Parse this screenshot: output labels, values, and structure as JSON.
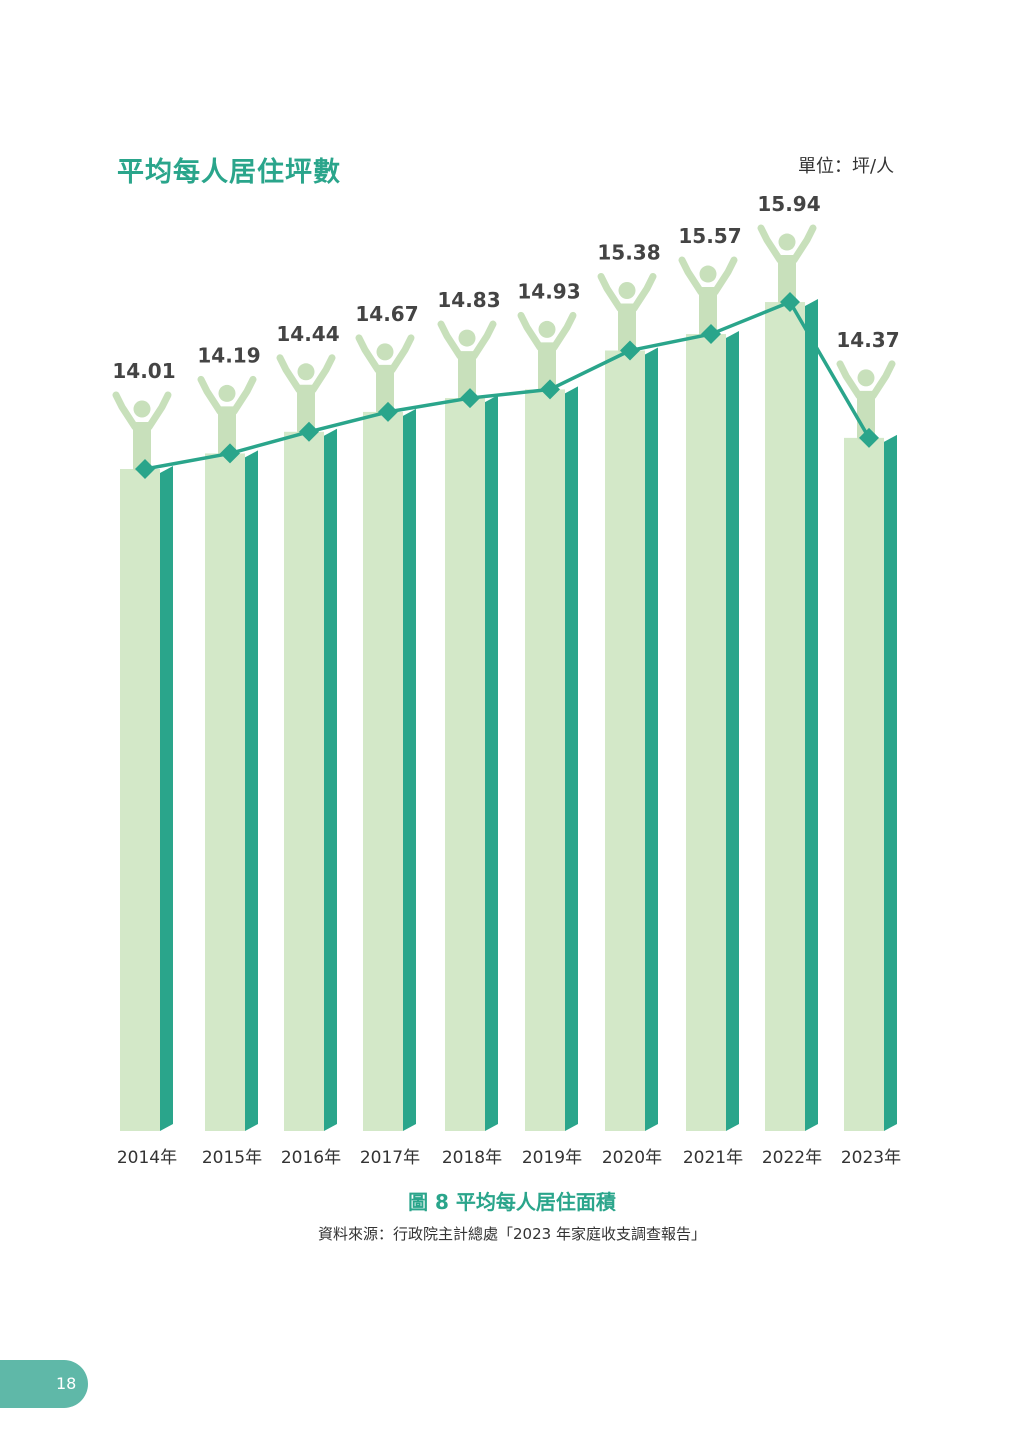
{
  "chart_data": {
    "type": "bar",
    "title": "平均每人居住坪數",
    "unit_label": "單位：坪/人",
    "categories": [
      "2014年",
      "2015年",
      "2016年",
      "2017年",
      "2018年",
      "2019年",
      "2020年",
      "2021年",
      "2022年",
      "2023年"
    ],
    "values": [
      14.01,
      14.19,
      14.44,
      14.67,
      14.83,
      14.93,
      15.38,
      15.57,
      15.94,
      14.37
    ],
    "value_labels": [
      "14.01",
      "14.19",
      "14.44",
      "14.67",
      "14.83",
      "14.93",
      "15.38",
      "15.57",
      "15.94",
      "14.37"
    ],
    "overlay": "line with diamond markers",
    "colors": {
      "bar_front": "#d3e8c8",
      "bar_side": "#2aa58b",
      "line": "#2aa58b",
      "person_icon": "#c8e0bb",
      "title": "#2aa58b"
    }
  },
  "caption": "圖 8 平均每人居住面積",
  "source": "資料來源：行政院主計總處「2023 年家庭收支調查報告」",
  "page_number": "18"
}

= = =

TO BE DONE:
Output all of the records exactly as they appear above, but not the pictures.

FINISHED TASK:
Parse this screenshot: output labels, values, and structure as JSON.
{
  "chart_data": {
    "type": "bar",
    "title": "平均每人居住坪數",
    "unit_label": "單位：坪/人",
    "categories": [
      "2014年",
      "2015年",
      "2016年",
      "2017年",
      "2018年",
      "2019年",
      "2020年",
      "2021年",
      "2022年",
      "2023年"
    ],
    "values": [
      14.01,
      14.19,
      14.44,
      14.67,
      14.83,
      14.93,
      15.38,
      15.57,
      15.94,
      14.37
    ],
    "value_labels": [
      "14.01",
      "14.19",
      "14.44",
      "14.67",
      "14.83",
      "14.93",
      "15.38",
      "15.57",
      "15.94",
      "14.37"
    ],
    "overlay": "line with diamond markers",
    "colors": {
      "bar_front": "#d3e8c8",
      "bar_side": "#2aa58b",
      "line": "#2aa58b",
      "person_icon": "#c8e0bb",
      "title": "#2aa58b"
    }
  },
  "caption": "圖 8 平均每人居住面積",
  "source": "資料來源：行政院主計總處「2023 年家庭收支調查報告」",
  "page_number": "18"
}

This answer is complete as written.